++++ Task data
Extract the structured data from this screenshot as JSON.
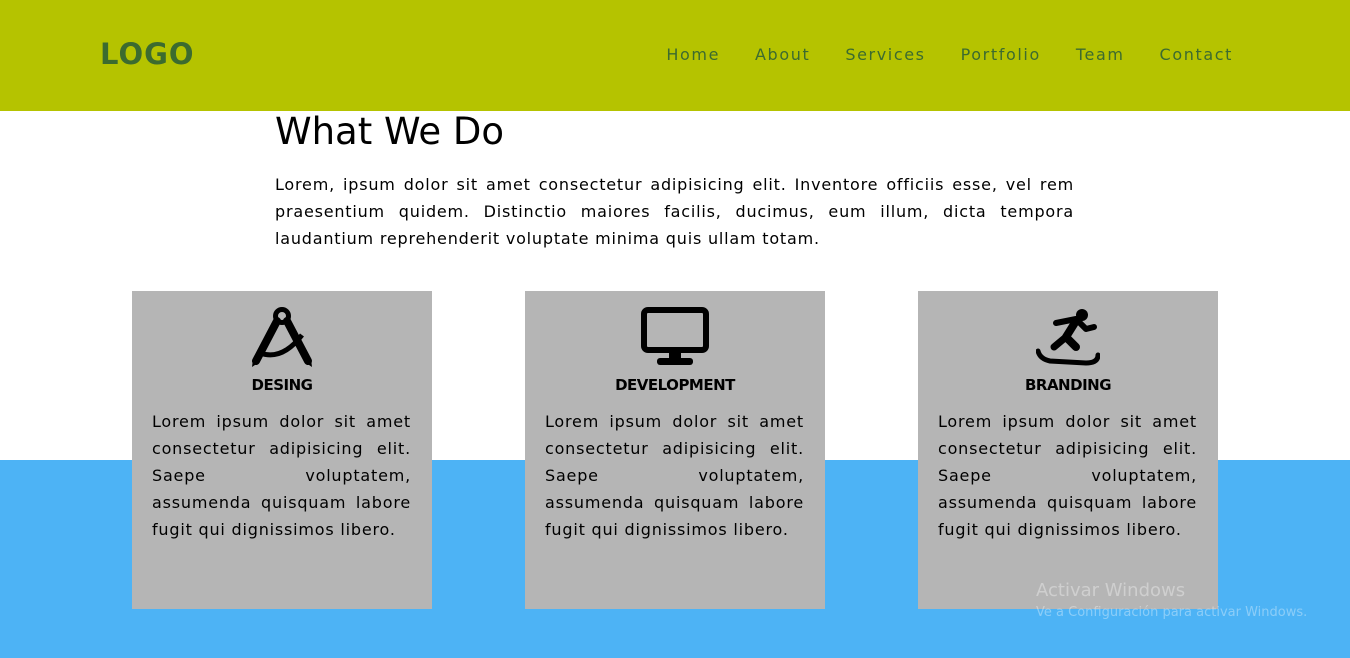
{
  "header": {
    "logo": "LOGO",
    "nav": [
      "Home",
      "About",
      "Services",
      "Portfolio",
      "Team",
      "Contact"
    ]
  },
  "intro": {
    "title": "What We Do",
    "text": "Lorem, ipsum dolor sit amet consectetur adipisicing elit. Inventore officiis esse, vel rem praesentium quidem. Distinctio maiores facilis, ducimus, eum illum, dicta tempora laudantium reprehenderit voluptate minima quis ullam totam."
  },
  "cards": [
    {
      "icon": "drafting-compass-icon",
      "title": "DESING",
      "text": "Lorem ipsum dolor sit amet consectetur adipisicing elit. Saepe voluptatem, assumenda quisquam labore fugit qui dignissimos libero."
    },
    {
      "icon": "desktop-monitor-icon",
      "title": "DEVELOPMENT",
      "text": "Lorem ipsum dolor sit amet consectetur adipisicing elit. Saepe voluptatem, assumenda quisquam labore fugit qui dignissimos libero."
    },
    {
      "icon": "snowboarder-icon",
      "title": "BRANDING",
      "text": "Lorem ipsum dolor sit amet consectetur adipisicing elit. Saepe voluptatem, assumenda quisquam labore fugit qui dignissimos libero."
    }
  ],
  "watermark": {
    "line1": "Activar Windows",
    "line2": "Ve a Configuración para activar Windows."
  },
  "colors": {
    "header_bg": "#b5c300",
    "nav_text": "#3c6b2f",
    "band_bg": "#4db3f5",
    "card_bg": "#b5b5b5"
  }
}
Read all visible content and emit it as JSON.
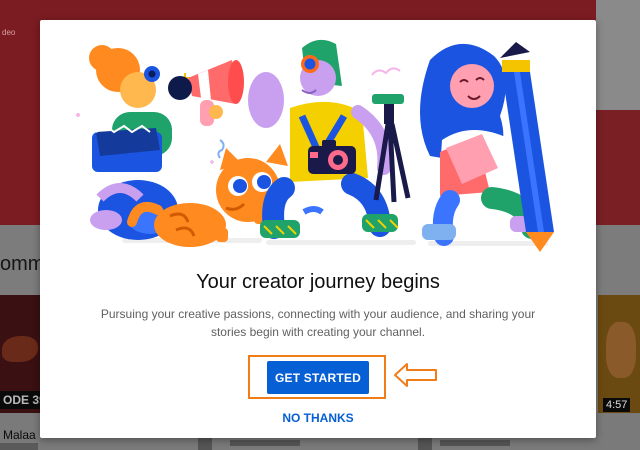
{
  "background": {
    "section_heading": "omme",
    "corner_text": "deo",
    "video_left": {
      "badge": "ODE 39",
      "caption": "Malaa"
    },
    "video_right": {
      "duration": "4:57"
    }
  },
  "dialog": {
    "title": "Your creator journey begins",
    "body": "Pursuing your creative passions, connecting with your audience, and sharing your stories begin with creating your channel.",
    "primary_label": "GET STARTED",
    "secondary_label": "NO THANKS"
  },
  "colors": {
    "accent": "#065fd4",
    "highlight": "#f07d1a",
    "overlay": "#7a7a7a"
  },
  "icons": [
    "camera-icon",
    "megaphone-icon",
    "pencil-icon",
    "tripod-icon",
    "clapperboard-icon",
    "cat-icon",
    "arrow-left-icon"
  ]
}
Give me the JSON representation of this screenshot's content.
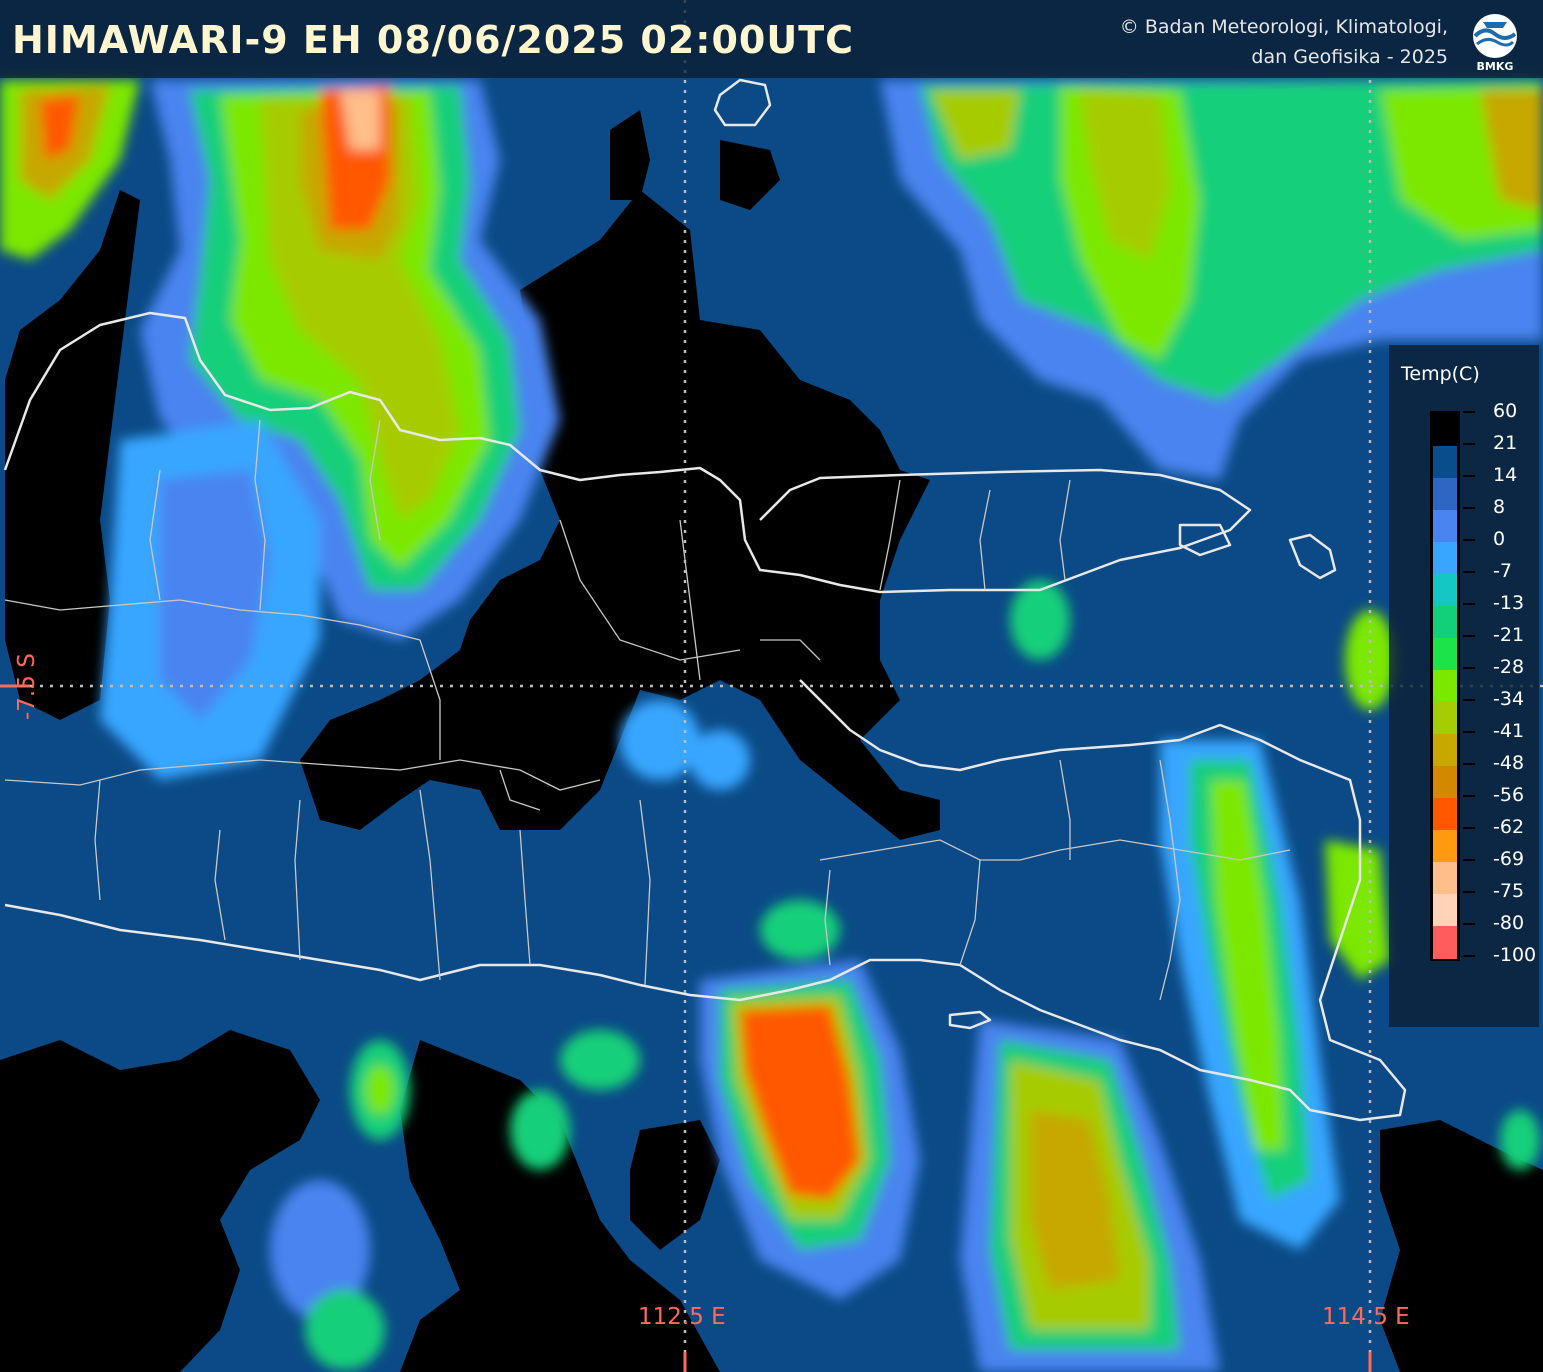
{
  "header": {
    "title": "HIMAWARI-9 EH  08/06/2025  02:00UTC",
    "credit_line1": "© Badan Meteorologi, Klimatologi,",
    "credit_line2": "dan Geofisika -  2025",
    "logo_text": "BMKG"
  },
  "coordinates": {
    "lat_label": "-7.5 S",
    "lon_label_1": "112.5 E",
    "lon_label_2": "114.5 E"
  },
  "legend": {
    "title": "Temp(C)",
    "labels": [
      "60",
      "21",
      "14",
      "8",
      "0",
      "-7",
      "-13",
      "-21",
      "-28",
      "-34",
      "-41",
      "-48",
      "-56",
      "-62",
      "-69",
      "-75",
      "-80",
      "-100"
    ],
    "colors": [
      "#000000",
      "#0a4d8c",
      "#2f66c4",
      "#4a84f0",
      "#38a6ff",
      "#14c7c4",
      "#12cf7a",
      "#1ce34a",
      "#7be800",
      "#a6cc06",
      "#c6a800",
      "#d28800",
      "#ff5800",
      "#ff9a10",
      "#ffbe8a",
      "#ffd3b8",
      "#ff5d5d",
      "#ff0000"
    ]
  },
  "colors": {
    "accent_coord": "#ff6a5a",
    "title_color": "#fff6cf",
    "boundary": "#e8e8e8"
  }
}
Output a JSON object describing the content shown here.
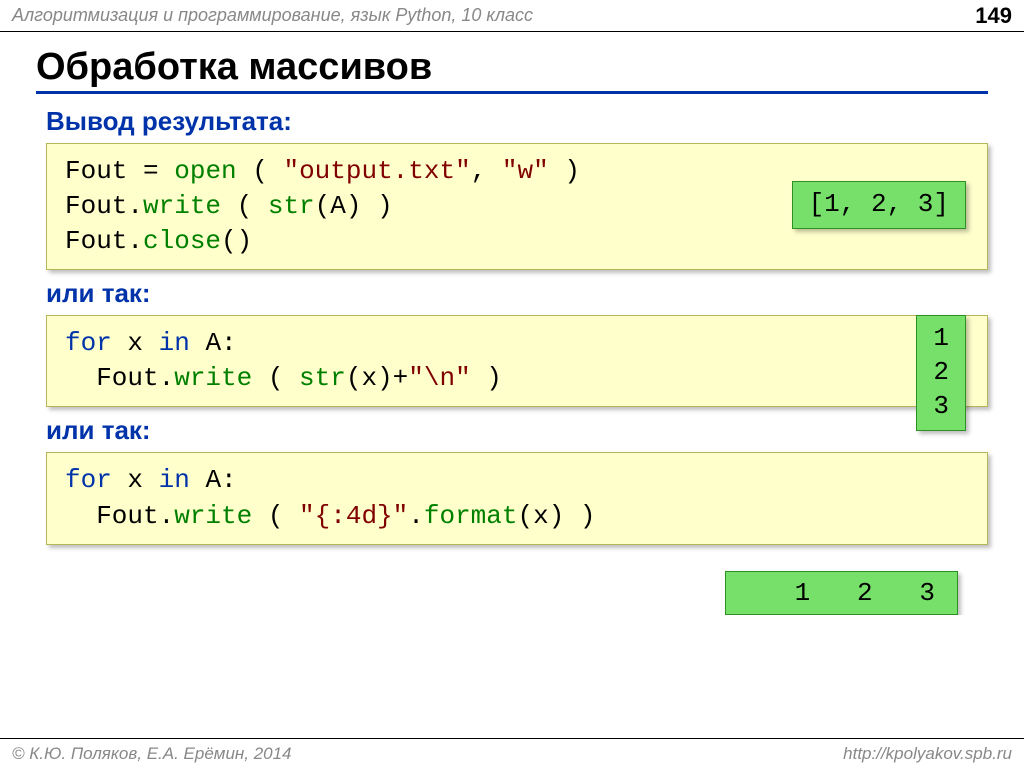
{
  "header": {
    "breadcrumb": "Алгоритмизация и программирование, язык Python, 10 класс",
    "page": "149"
  },
  "title": "Обработка массивов",
  "sub1": "Вывод результата:",
  "code1": {
    "l1a": "Fout",
    "l1b": " = ",
    "l1c": "open",
    "l1d": " ( ",
    "l1e": "\"output.txt\"",
    "l1f": ", ",
    "l1g": "\"w\"",
    "l1h": " )",
    "l2a": "Fout.",
    "l2b": "write",
    "l2c": " ( ",
    "l2d": "str",
    "l2e": "(A) )",
    "l3a": "Fout.",
    "l3b": "close",
    "l3c": "()"
  },
  "out1": "[1, 2, 3]",
  "sub2": "или так:",
  "code2": {
    "l1a": "for",
    "l1b": " x ",
    "l1c": "in",
    "l1d": " A:",
    "l2a": "  Fout.",
    "l2b": "write",
    "l2c": " ( ",
    "l2d": "str",
    "l2e": "(x)+",
    "l2f": "\"\\n\"",
    "l2g": " )"
  },
  "out2": "1\n2\n3",
  "sub3": "или так:",
  "code3": {
    "l1a": "for",
    "l1b": " x ",
    "l1c": "in",
    "l1d": " A:",
    "l2a": "  Fout.",
    "l2b": "write",
    "l2c": " ( ",
    "l2d": "\"{:4d}\"",
    "l2e": ".",
    "l2f": "format",
    "l2g": "(x) )"
  },
  "out3": "   1   2   3",
  "footer": {
    "left": "© К.Ю. Поляков, Е.А. Ерёмин, 2014",
    "right": "http://kpolyakov.spb.ru"
  }
}
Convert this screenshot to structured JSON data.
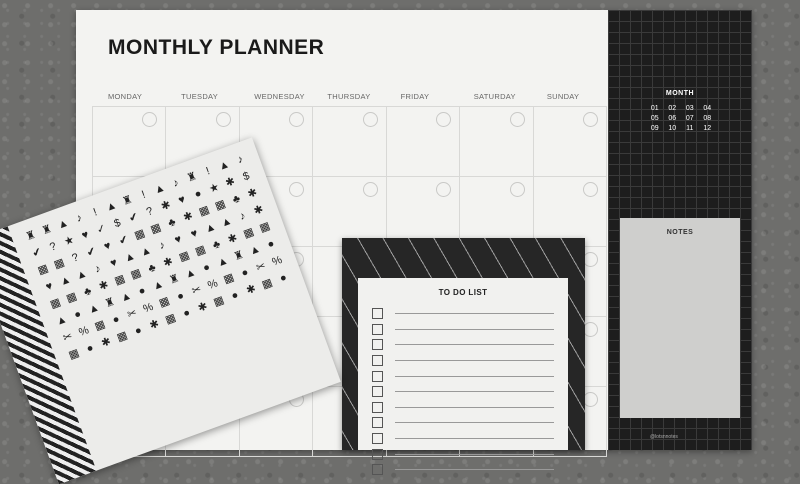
{
  "planner": {
    "title": "MONTHLY PLANNER",
    "days": [
      "MONDAY",
      "TUESDAY",
      "WEDNESDAY",
      "THURSDAY",
      "FRIDAY",
      "SATURDAY",
      "SUNDAY"
    ],
    "month_label": "MONTH",
    "months": [
      "01",
      "02",
      "03",
      "04",
      "05",
      "06",
      "07",
      "08",
      "09",
      "10",
      "11",
      "12"
    ],
    "notes_label": "NOTES",
    "handle": "@lotsnnotes"
  },
  "todo": {
    "title": "TO DO LIST",
    "row_count": 11
  },
  "stickers": {
    "glyphs": [
      "♜",
      "♜",
      "▲",
      "♪",
      "!",
      "▲",
      "♜",
      "!",
      "▲",
      "♪",
      "♜",
      "!",
      "▲",
      "♪",
      "✔",
      "?",
      "★",
      "♥",
      "✓",
      "$",
      "✔",
      "?",
      "✱",
      "♥",
      "●",
      "★",
      "✱",
      "$",
      "▦",
      "▦",
      "?",
      "✔",
      "♥",
      "✔",
      "▦",
      "▦",
      "♣",
      "✱",
      "▦",
      "▦",
      "♣",
      "✱",
      "♥",
      "▲",
      "▲",
      "♪",
      "♥",
      "▲",
      "▲",
      "♪",
      "♥",
      "♥",
      "▲",
      "▲",
      "♪",
      "✱",
      "▦",
      "▦",
      "♣",
      "✱",
      "▦",
      "▦",
      "♣",
      "✱",
      "▦",
      "▦",
      "♣",
      "✱",
      "▦",
      "▦",
      "▲",
      "●",
      "▲",
      "♜",
      "▲",
      "●",
      "▲",
      "♜",
      "▲",
      "●",
      "▲",
      "♜",
      "▲",
      "●",
      "✂",
      "%",
      "▦",
      "●",
      "✂",
      "%",
      "▦",
      "●",
      "✂",
      "%",
      "▦",
      "●",
      "✂",
      "%",
      "▦",
      "●",
      "✱",
      "▦",
      "●",
      "✱",
      "▦",
      "●",
      "✱",
      "▦",
      "●",
      "✱",
      "▦",
      "●"
    ]
  }
}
++++++++
▸ Directions: Return the listing above unchanged, apart from dropping its pictures.

▸ Solution for this problem:
Extract the structured data from this screenshot as JSON.
{
  "header": {
    "logo": "LOGO",
    "nav": [
      "Home",
      "About",
      "Services",
      "Portfolio",
      "Team",
      "Contact"
    ]
  },
  "intro": {
    "title": "What We Do",
    "text": "Lorem, ipsum dolor sit amet consectetur adipisicing elit. Inventore officiis esse, vel rem praesentium quidem. Distinctio maiores facilis, ducimus, eum illum, dicta tempora laudantium reprehenderit voluptate minima quis ullam totam."
  },
  "cards": [
    {
      "icon": "drafting-compass-icon",
      "title": "DESING",
      "text": "Lorem ipsum dolor sit amet consectetur adipisicing elit. Saepe voluptatem, assumenda quisquam labore fugit qui dignissimos libero."
    },
    {
      "icon": "desktop-monitor-icon",
      "title": "DEVELOPMENT",
      "text": "Lorem ipsum dolor sit amet consectetur adipisicing elit. Saepe voluptatem, assumenda quisquam labore fugit qui dignissimos libero."
    },
    {
      "icon": "snowboarder-icon",
      "title": "BRANDING",
      "text": "Lorem ipsum dolor sit amet consectetur adipisicing elit. Saepe voluptatem, assumenda quisquam labore fugit qui dignissimos libero."
    }
  ],
  "watermark": {
    "line1": "Activar Windows",
    "line2": "Ve a Configuración para activar Windows."
  },
  "colors": {
    "header_bg": "#b5c300",
    "nav_text": "#3c6b2f",
    "band_bg": "#4db3f5",
    "card_bg": "#b5b5b5"
  }
}
Read all visible content and emit it as JSON.
{
  "background": {
    "section_heading": "omme",
    "corner_text": "deo",
    "video_left": {
      "badge": "ODE 39",
      "caption": "Malaa"
    },
    "video_right": {
      "duration": "4:57"
    }
  },
  "dialog": {
    "title": "Your creator journey begins",
    "body": "Pursuing your creative passions, connecting with your audience, and sharing your stories begin with creating your channel.",
    "primary_label": "GET STARTED",
    "secondary_label": "NO THANKS"
  },
  "colors": {
    "accent": "#065fd4",
    "highlight": "#f07d1a",
    "overlay": "#7a7a7a"
  },
  "icons": [
    "camera-icon",
    "megaphone-icon",
    "pencil-icon",
    "tripod-icon",
    "clapperboard-icon",
    "cat-icon",
    "arrow-left-icon"
  ]
}
Give me the JSON representation of this screenshot's content.
{
  "header": {
    "title": "HIMAWARI-9 EH  08/06/2025  02:00UTC",
    "credit_line1": "© Badan Meteorologi, Klimatologi,",
    "credit_line2": "dan Geofisika -  2025",
    "logo_text": "BMKG"
  },
  "coordinates": {
    "lat_label": "-7.5 S",
    "lon_label_1": "112.5 E",
    "lon_label_2": "114.5 E"
  },
  "legend": {
    "title": "Temp(C)",
    "labels": [
      "60",
      "21",
      "14",
      "8",
      "0",
      "-7",
      "-13",
      "-21",
      "-28",
      "-34",
      "-41",
      "-48",
      "-56",
      "-62",
      "-69",
      "-75",
      "-80",
      "-100"
    ],
    "colors": [
      "#000000",
      "#0a4d8c",
      "#2f66c4",
      "#4a84f0",
      "#38a6ff",
      "#14c7c4",
      "#12cf7a",
      "#1ce34a",
      "#7be800",
      "#a6cc06",
      "#c6a800",
      "#d28800",
      "#ff5800",
      "#ff9a10",
      "#ffbe8a",
      "#ffd3b8",
      "#ff5d5d",
      "#ff0000"
    ]
  },
  "colors": {
    "accent_coord": "#ff6a5a",
    "title_color": "#fff6cf",
    "boundary": "#e8e8e8"
  }
}
Output a JSON object describing the content shown here.
{
  "header": {
    "breadcrumb": "Алгоритмизация и программирование, язык Python, 10 класс",
    "page": "149"
  },
  "title": "Обработка массивов",
  "sub1": "Вывод результата:",
  "code1": {
    "l1a": "Fout",
    "l1b": " = ",
    "l1c": "open",
    "l1d": " ( ",
    "l1e": "\"output.txt\"",
    "l1f": ", ",
    "l1g": "\"w\"",
    "l1h": " )",
    "l2a": "Fout.",
    "l2b": "write",
    "l2c": " ( ",
    "l2d": "str",
    "l2e": "(A) )",
    "l3a": "Fout.",
    "l3b": "close",
    "l3c": "()"
  },
  "out1": "[1, 2, 3]",
  "sub2": "или так:",
  "code2": {
    "l1a": "for",
    "l1b": " x ",
    "l1c": "in",
    "l1d": " A:",
    "l2a": "  Fout.",
    "l2b": "write",
    "l2c": " ( ",
    "l2d": "str",
    "l2e": "(x)+",
    "l2f": "\"\\n\"",
    "l2g": " )"
  },
  "out2": "1\n2\n3",
  "sub3": "или так:",
  "code3": {
    "l1a": "for",
    "l1b": " x ",
    "l1c": "in",
    "l1d": " A:",
    "l2a": "  Fout.",
    "l2b": "write",
    "l2c": " ( ",
    "l2d": "\"{:4d}\"",
    "l2e": ".",
    "l2f": "format",
    "l2g": "(x) )"
  },
  "out3": "   1   2   3",
  "footer": {
    "left": "© К.Ю. Поляков, Е.А. Ерёмин, 2014",
    "right": "http://kpolyakov.spb.ru"
  }
}
Convert this screenshot to structured JSON data.
{
  "planner": {
    "title": "MONTHLY PLANNER",
    "days": [
      "MONDAY",
      "TUESDAY",
      "WEDNESDAY",
      "THURSDAY",
      "FRIDAY",
      "SATURDAY",
      "SUNDAY"
    ],
    "month_label": "MONTH",
    "months": [
      "01",
      "02",
      "03",
      "04",
      "05",
      "06",
      "07",
      "08",
      "09",
      "10",
      "11",
      "12"
    ],
    "notes_label": "NOTES",
    "handle": "@lotsnnotes"
  },
  "todo": {
    "title": "TO DO LIST",
    "row_count": 11
  },
  "stickers": {
    "glyphs": [
      "♜",
      "♜",
      "▲",
      "♪",
      "!",
      "▲",
      "♜",
      "!",
      "▲",
      "♪",
      "♜",
      "!",
      "▲",
      "♪",
      "✔",
      "?",
      "★",
      "♥",
      "✓",
      "$",
      "✔",
      "?",
      "✱",
      "♥",
      "●",
      "★",
      "✱",
      "$",
      "▦",
      "▦",
      "?",
      "✔",
      "♥",
      "✔",
      "▦",
      "▦",
      "♣",
      "✱",
      "▦",
      "▦",
      "♣",
      "✱",
      "♥",
      "▲",
      "▲",
      "♪",
      "♥",
      "▲",
      "▲",
      "♪",
      "♥",
      "♥",
      "▲",
      "▲",
      "♪",
      "✱",
      "▦",
      "▦",
      "♣",
      "✱",
      "▦",
      "▦",
      "♣",
      "✱",
      "▦",
      "▦",
      "♣",
      "✱",
      "▦",
      "▦",
      "▲",
      "●",
      "▲",
      "♜",
      "▲",
      "●",
      "▲",
      "♜",
      "▲",
      "●",
      "▲",
      "♜",
      "▲",
      "●",
      "✂",
      "%",
      "▦",
      "●",
      "✂",
      "%",
      "▦",
      "●",
      "✂",
      "%",
      "▦",
      "●",
      "✂",
      "%",
      "▦",
      "●",
      "✱",
      "▦",
      "●",
      "✱",
      "▦",
      "●",
      "✱",
      "▦",
      "●",
      "✱",
      "▦",
      "●"
    ]
  }
}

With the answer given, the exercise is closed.